» **Direction**
Print all of the lines exactly. Any picture among them stays out.

Items listed in a dataset

---

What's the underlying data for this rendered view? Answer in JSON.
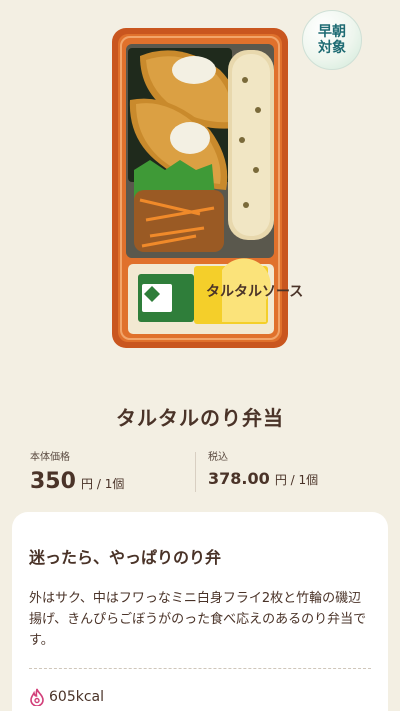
{
  "product": {
    "title": "タルタルのり弁当",
    "badge": "早朝対象",
    "image_alt": "タルタルのり弁当の商品写真",
    "sauce_packet_text": "タルタルソース"
  },
  "prices": {
    "base": {
      "label": "本体価格",
      "amount": "350",
      "unit": "円 / 1個"
    },
    "tax_included": {
      "label": "税込",
      "amount": "378.00",
      "unit": "円 / 1個"
    }
  },
  "description": {
    "headline": "迷ったら、やっぱりのり弁",
    "body": "外はサク、中はフワっなミニ白身フライ2枚と竹輪の磯辺揚げ、きんぴらごぼうがのった食べ応えのあるのり弁当です。",
    "calories": "605kcal"
  },
  "colors": {
    "background": "#f3efe3",
    "text": "#4a3328",
    "badge_text": "#1e6b73",
    "flame_icon": "#d2407a"
  }
}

---

» **Solution to the exercise**
What's the underlying data for this rendered view? Answer in JSON.
{
  "product": {
    "title": "タルタルのり弁当",
    "badge": "早朝対象",
    "image_alt": "タルタルのり弁当の商品写真",
    "sauce_packet_text": "タルタルソース"
  },
  "prices": {
    "base": {
      "label": "本体価格",
      "amount": "350",
      "unit": "円 / 1個"
    },
    "tax_included": {
      "label": "税込",
      "amount": "378.00",
      "unit": "円 / 1個"
    }
  },
  "description": {
    "headline": "迷ったら、やっぱりのり弁",
    "body": "外はサク、中はフワっなミニ白身フライ2枚と竹輪の磯辺揚げ、きんぴらごぼうがのった食べ応えのあるのり弁当です。",
    "calories": "605kcal"
  },
  "colors": {
    "background": "#f3efe3",
    "text": "#4a3328",
    "badge_text": "#1e6b73",
    "flame_icon": "#d2407a"
  }
}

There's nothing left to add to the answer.